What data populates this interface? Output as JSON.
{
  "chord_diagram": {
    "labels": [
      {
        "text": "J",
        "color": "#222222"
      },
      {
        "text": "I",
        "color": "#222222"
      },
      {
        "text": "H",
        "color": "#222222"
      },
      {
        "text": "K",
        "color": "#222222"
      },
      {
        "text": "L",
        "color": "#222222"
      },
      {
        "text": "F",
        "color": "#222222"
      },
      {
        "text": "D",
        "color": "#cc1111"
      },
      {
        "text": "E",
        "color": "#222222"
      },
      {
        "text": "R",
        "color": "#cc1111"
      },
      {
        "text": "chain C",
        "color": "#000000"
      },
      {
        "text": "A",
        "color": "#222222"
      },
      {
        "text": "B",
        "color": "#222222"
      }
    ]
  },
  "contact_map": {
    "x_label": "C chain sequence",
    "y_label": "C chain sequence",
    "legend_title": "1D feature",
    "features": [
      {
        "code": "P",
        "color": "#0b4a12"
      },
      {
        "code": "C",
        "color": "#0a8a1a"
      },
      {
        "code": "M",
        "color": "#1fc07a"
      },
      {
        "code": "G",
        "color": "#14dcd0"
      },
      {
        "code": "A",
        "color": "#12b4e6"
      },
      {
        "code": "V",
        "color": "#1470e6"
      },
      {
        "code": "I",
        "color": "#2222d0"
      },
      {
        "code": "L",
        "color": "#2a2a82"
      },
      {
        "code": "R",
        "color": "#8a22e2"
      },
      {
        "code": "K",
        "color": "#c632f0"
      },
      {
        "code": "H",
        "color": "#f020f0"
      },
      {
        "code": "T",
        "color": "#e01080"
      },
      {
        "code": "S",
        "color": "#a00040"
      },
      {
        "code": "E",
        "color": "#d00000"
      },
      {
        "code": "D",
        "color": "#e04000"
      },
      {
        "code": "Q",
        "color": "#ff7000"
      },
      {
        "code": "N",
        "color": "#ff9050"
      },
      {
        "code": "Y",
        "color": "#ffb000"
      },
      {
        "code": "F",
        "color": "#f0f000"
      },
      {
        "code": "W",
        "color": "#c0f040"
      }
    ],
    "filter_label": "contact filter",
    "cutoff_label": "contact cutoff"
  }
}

- - - - -

:: Short problem ::
Your task is to output all of the data above word for word.

:: Task response ::
What data populates this interface? Output as JSON.
{
  "chord_diagram": {
    "labels": [
      {
        "text": "J",
        "color": "#222222"
      },
      {
        "text": "I",
        "color": "#222222"
      },
      {
        "text": "H",
        "color": "#222222"
      },
      {
        "text": "K",
        "color": "#222222"
      },
      {
        "text": "L",
        "color": "#222222"
      },
      {
        "text": "F",
        "color": "#222222"
      },
      {
        "text": "D",
        "color": "#cc1111"
      },
      {
        "text": "E",
        "color": "#222222"
      },
      {
        "text": "R",
        "color": "#cc1111"
      },
      {
        "text": "chain C",
        "color": "#000000"
      },
      {
        "text": "A",
        "color": "#222222"
      },
      {
        "text": "B",
        "color": "#222222"
      }
    ]
  },
  "contact_map": {
    "x_label": "C chain sequence",
    "y_label": "C chain sequence",
    "legend_title": "1D feature",
    "features": [
      {
        "code": "P",
        "color": "#0b4a12"
      },
      {
        "code": "C",
        "color": "#0a8a1a"
      },
      {
        "code": "M",
        "color": "#1fc07a"
      },
      {
        "code": "G",
        "color": "#14dcd0"
      },
      {
        "code": "A",
        "color": "#12b4e6"
      },
      {
        "code": "V",
        "color": "#1470e6"
      },
      {
        "code": "I",
        "color": "#2222d0"
      },
      {
        "code": "L",
        "color": "#2a2a82"
      },
      {
        "code": "R",
        "color": "#8a22e2"
      },
      {
        "code": "K",
        "color": "#c632f0"
      },
      {
        "code": "H",
        "color": "#f020f0"
      },
      {
        "code": "T",
        "color": "#e01080"
      },
      {
        "code": "S",
        "color": "#a00040"
      },
      {
        "code": "E",
        "color": "#d00000"
      },
      {
        "code": "D",
        "color": "#e04000"
      },
      {
        "code": "Q",
        "color": "#ff7000"
      },
      {
        "code": "N",
        "color": "#ff9050"
      },
      {
        "code": "Y",
        "color": "#ffb000"
      },
      {
        "code": "F",
        "color": "#f0f000"
      },
      {
        "code": "W",
        "color": "#c0f040"
      }
    ],
    "filter_label": "contact filter",
    "cutoff_label": "contact cutoff"
  }
}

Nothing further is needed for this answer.